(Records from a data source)
----
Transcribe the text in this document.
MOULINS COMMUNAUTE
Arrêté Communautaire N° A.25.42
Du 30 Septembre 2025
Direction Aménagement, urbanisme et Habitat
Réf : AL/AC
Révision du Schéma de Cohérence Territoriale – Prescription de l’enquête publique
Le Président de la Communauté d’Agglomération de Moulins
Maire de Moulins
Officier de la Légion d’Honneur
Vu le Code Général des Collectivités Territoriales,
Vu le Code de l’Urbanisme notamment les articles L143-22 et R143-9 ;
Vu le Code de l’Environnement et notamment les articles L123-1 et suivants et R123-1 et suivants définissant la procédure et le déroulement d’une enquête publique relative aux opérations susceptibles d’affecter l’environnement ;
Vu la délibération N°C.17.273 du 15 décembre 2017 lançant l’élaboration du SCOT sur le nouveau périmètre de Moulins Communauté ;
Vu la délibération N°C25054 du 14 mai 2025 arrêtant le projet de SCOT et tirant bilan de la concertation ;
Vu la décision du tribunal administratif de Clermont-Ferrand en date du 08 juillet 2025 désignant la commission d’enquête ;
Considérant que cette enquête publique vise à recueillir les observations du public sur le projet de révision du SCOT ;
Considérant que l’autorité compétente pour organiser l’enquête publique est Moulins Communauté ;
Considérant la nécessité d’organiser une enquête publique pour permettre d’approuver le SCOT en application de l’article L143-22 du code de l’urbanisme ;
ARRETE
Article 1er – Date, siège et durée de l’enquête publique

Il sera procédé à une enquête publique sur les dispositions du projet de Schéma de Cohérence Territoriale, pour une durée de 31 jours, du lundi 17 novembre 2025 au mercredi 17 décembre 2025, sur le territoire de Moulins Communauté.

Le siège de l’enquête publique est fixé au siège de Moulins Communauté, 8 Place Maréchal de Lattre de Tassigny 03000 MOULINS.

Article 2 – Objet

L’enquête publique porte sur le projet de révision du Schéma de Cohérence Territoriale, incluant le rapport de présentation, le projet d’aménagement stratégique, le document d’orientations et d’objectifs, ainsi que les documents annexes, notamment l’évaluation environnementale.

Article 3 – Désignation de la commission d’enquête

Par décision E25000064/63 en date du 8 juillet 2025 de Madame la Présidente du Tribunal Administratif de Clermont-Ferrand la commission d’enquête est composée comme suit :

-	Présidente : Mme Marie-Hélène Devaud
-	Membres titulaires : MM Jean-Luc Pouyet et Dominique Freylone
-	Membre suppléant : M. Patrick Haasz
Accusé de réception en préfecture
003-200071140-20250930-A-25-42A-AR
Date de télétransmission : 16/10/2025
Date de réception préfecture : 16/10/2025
----
Task to complete:
Exactly reproduce every record.

The response:
Transcribe the text in this document.
MOULINS COMMUNAUTE
Arrêté Communautaire N° A.25.42
Du 30 Septembre 2025
Direction Aménagement, urbanisme et Habitat
Réf : AL/AC
Révision du Schéma de Cohérence Territoriale – Prescription de l’enquête publique
Le Président de la Communauté d’Agglomération de Moulins
Maire de Moulins
Officier de la Légion d’Honneur
Vu le Code Général des Collectivités Territoriales,
Vu le Code de l’Urbanisme notamment les articles L143-22 et R143-9 ;
Vu le Code de l’Environnement et notamment les articles L123-1 et suivants et R123-1 et suivants définissant la procédure et le déroulement d’une enquête publique relative aux opérations susceptibles d’affecter l’environnement ;
Vu la délibération N°C.17.273 du 15 décembre 2017 lançant l’élaboration du SCOT sur le nouveau périmètre de Moulins Communauté ;
Vu la délibération N°C25054 du 14 mai 2025 arrêtant le projet de SCOT et tirant bilan de la concertation ;
Vu la décision du tribunal administratif de Clermont-Ferrand en date du 08 juillet 2025 désignant la commission d’enquête ;
Considérant que cette enquête publique vise à recueillir les observations du public sur le projet de révision du SCOT ;
Considérant que l’autorité compétente pour organiser l’enquête publique est Moulins Communauté ;
Considérant la nécessité d’organiser une enquête publique pour permettre d’approuver le SCOT en application de l’article L143-22 du code de l’urbanisme ;
ARRETE
Article 1er – Date, siège et durée de l’enquête publique

Il sera procédé à une enquête publique sur les dispositions du projet de Schéma de Cohérence Territoriale, pour une durée de 31 jours, du lundi 17 novembre 2025 au mercredi 17 décembre 2025, sur le territoire de Moulins Communauté.

Le siège de l’enquête publique est fixé au siège de Moulins Communauté, 8 Place Maréchal de Lattre de Tassigny 03000 MOULINS.

Article 2 – Objet

L’enquête publique porte sur le projet de révision du Schéma de Cohérence Territoriale, incluant le rapport de présentation, le projet d’aménagement stratégique, le document d’orientations et d’objectifs, ainsi que les documents annexes, notamment l’évaluation environnementale.

Article 3 – Désignation de la commission d’enquête

Par décision E25000064/63 en date du 8 juillet 2025 de Madame la Présidente du Tribunal Administratif de Clermont-Ferrand la commission d’enquête est composée comme suit :

-	Présidente : Mme Marie-Hélène Devaud
-	Membres titulaires : MM Jean-Luc Pouyet et Dominique Freylone
-	Membre suppléant : M. Patrick Haasz
Accusé de réception en préfecture
003-200071140-20250930-A-25-42A-AR
Date de télétransmission : 16/10/2025
Date de réception préfecture : 16/10/2025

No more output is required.